TASK TO COMPLETE:
Separate out the lines that hold "content".

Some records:
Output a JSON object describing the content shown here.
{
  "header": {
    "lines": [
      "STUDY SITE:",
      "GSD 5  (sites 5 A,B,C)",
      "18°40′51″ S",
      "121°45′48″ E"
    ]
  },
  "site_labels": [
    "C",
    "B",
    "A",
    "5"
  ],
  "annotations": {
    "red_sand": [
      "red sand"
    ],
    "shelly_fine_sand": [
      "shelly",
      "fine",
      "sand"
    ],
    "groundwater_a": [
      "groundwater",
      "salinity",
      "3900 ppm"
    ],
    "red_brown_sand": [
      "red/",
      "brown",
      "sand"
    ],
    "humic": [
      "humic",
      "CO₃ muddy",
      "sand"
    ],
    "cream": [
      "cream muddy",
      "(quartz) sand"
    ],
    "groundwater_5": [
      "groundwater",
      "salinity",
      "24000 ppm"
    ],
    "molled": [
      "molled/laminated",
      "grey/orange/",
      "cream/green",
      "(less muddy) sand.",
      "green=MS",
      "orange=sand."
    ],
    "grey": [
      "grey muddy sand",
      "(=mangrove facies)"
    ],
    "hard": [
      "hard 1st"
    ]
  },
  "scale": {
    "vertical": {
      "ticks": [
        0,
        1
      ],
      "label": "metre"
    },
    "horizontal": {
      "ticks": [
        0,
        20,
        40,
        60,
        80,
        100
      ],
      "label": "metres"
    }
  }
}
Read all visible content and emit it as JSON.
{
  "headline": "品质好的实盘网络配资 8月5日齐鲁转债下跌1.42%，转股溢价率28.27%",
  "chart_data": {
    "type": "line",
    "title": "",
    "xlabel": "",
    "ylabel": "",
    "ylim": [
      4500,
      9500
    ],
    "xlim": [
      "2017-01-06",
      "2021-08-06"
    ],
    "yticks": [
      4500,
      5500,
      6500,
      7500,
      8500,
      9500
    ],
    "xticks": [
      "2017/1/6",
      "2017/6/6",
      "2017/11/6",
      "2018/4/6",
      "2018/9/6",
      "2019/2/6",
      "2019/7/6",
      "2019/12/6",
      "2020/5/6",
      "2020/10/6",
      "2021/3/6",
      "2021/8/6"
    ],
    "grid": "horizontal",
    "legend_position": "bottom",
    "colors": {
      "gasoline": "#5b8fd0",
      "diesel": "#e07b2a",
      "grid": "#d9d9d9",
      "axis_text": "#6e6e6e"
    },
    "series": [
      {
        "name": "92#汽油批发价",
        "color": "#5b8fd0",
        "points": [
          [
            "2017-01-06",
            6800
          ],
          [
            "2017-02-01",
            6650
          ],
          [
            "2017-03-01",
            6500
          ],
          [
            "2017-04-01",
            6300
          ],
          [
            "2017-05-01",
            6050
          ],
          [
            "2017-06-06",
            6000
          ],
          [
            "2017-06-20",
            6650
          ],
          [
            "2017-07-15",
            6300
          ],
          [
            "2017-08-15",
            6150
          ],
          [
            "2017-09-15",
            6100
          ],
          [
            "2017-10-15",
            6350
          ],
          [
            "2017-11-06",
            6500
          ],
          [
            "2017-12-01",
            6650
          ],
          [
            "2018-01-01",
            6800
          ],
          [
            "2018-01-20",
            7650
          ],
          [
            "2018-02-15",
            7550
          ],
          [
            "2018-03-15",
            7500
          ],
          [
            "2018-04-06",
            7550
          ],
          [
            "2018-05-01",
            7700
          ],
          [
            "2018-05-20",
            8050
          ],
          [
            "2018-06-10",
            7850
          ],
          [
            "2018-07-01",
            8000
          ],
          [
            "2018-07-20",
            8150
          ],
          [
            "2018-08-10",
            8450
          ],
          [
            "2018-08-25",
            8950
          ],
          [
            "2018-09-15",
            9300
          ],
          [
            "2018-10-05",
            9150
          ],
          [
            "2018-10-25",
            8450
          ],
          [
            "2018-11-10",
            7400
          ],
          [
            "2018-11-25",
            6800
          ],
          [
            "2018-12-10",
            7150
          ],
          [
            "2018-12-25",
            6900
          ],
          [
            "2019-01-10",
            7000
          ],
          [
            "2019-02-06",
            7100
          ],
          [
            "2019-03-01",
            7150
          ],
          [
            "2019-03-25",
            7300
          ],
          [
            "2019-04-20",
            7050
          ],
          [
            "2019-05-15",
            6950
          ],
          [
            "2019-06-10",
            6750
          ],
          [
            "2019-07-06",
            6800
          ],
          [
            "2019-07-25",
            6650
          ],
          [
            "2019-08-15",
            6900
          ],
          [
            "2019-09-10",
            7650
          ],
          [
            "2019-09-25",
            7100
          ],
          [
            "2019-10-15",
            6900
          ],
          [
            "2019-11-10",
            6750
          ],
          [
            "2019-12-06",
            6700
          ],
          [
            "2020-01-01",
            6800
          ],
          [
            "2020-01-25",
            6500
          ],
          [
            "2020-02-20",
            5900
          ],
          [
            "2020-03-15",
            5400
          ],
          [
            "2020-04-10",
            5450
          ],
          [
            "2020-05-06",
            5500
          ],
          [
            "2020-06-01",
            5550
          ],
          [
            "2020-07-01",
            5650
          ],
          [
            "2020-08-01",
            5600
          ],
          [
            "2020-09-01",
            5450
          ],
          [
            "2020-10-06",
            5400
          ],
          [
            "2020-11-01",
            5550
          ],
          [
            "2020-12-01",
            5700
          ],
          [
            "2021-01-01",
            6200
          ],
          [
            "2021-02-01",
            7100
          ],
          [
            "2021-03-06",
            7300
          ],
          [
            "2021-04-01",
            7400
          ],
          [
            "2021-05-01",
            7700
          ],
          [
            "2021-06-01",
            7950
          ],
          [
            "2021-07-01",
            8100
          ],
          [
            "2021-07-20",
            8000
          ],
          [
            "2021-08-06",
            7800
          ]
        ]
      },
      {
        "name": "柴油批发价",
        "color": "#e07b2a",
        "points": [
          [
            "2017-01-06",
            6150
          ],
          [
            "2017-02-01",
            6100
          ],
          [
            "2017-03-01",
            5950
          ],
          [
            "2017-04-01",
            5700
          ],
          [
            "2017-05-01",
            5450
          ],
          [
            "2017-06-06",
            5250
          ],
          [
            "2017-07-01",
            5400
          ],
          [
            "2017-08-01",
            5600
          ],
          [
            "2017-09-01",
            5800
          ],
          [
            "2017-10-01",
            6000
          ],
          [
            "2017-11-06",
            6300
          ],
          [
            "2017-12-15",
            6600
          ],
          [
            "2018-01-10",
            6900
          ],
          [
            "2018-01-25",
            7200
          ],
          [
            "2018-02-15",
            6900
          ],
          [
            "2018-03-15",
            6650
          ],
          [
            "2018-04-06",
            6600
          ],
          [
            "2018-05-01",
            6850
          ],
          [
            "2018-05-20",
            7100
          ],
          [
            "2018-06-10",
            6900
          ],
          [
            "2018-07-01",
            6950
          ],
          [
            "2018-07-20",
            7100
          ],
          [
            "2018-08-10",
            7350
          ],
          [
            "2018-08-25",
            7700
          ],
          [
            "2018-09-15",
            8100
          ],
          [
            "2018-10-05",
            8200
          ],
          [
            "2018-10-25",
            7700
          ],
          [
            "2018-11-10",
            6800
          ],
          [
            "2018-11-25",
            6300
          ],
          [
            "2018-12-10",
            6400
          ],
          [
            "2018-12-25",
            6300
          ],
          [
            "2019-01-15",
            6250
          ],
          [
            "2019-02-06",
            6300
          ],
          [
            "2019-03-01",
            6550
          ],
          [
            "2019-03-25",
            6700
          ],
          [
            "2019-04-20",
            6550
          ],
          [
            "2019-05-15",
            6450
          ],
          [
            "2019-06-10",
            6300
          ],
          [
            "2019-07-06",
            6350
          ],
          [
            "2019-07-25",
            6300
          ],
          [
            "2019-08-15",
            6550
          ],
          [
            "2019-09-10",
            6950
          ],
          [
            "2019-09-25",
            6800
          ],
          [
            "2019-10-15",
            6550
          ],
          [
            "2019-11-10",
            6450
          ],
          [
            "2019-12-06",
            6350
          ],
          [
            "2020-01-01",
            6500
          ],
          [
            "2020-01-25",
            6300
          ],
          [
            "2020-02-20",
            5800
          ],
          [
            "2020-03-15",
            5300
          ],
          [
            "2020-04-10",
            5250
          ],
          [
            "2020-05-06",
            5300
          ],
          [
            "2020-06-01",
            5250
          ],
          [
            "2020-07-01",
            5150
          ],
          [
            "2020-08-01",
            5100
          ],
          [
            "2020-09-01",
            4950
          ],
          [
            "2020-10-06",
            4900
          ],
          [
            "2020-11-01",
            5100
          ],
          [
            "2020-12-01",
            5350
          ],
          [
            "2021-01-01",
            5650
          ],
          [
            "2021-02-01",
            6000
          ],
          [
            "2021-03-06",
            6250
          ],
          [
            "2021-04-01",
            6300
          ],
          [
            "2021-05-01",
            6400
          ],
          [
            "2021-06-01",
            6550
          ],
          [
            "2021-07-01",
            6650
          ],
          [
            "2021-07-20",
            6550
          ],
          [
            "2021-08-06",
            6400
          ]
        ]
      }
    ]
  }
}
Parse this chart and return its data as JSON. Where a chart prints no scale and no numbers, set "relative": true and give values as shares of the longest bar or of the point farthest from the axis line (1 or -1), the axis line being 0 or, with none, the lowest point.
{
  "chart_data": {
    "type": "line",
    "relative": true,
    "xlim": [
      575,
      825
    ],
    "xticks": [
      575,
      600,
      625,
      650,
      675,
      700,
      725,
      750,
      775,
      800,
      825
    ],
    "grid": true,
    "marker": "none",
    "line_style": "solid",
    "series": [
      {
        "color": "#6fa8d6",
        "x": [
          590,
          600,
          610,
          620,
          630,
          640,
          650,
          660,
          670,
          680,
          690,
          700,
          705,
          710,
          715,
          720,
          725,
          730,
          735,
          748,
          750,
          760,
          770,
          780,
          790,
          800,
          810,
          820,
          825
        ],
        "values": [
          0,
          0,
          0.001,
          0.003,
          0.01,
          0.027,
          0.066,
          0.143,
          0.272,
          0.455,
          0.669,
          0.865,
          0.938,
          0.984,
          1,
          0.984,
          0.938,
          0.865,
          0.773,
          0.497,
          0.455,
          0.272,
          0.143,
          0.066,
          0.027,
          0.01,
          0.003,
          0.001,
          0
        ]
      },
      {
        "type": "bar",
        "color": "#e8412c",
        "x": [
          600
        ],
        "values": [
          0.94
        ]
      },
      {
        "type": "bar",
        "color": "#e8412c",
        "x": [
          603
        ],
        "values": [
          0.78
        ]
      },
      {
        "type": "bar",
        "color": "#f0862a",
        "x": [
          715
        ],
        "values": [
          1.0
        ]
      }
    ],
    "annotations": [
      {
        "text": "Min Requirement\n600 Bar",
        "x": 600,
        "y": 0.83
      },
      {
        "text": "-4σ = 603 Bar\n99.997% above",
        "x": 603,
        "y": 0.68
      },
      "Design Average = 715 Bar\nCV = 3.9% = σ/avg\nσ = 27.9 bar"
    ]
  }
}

SOLUTION TO THE PROBLEM:
Output a JSON object describing the content shown here.
Read all visible content and emit it as JSON.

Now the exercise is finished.